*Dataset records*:
==========

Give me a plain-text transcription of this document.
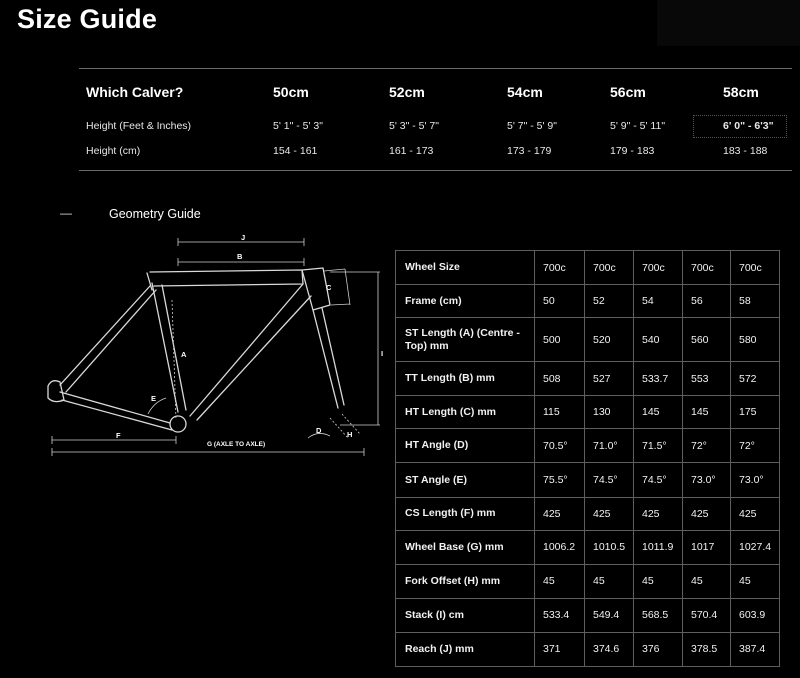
Size Guide
Which Calver?	50cm	52cm	54cm	56cm	58cm
Height (Feet & Inches)	5' 1" - 5' 3"	5' 3" - 5' 7"	5' 7" - 5' 9"	5' 9" - 5' 11"	6' 0" - 6'3"
Height (cm)	154 - 161	161 - 173	173 - 179	179 - 183	183 - 188
—	Geometry Guide
J
B
C
I
A
E
F
G (AXLE TO AXLE)
D	H
Wheel Size	700c	700c	700c	700c	700c
Frame (cm)	50	52	54	56	58
ST Length (A) (Centre - Top) mm	500	520	540	560	580
TT Length (B) mm	508	527	533.7	553	572
HT Length (C) mm	115	130	145	145	175
HT Angle (D)	70.5°	71.0°	71.5°	72°	72°
ST Angle (E)	75.5°	74.5°	74.5°	73.0°	73.0°
CS Length (F) mm	425	425	425	425	425
Wheel Base (G) mm	1006.2	1010.5	1011.9	1017	1027.4
Fork Offset (H) mm	45	45	45	45	45
Stack (I) cm	533.4	549.4	568.5	570.4	603.9
Reach (J) mm	371	374.6	376	378.5	387.4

==========

*PROBLEM DETAILS*:
From the entries above, copy out every line where the string "Angle" appears.

*PROBLEM SOLUTION*:
HT Angle (D)	70.5°	71.0°	71.5°	72°	72°
ST Angle (E)	75.5°	74.5°	74.5°	73.0°	73.0°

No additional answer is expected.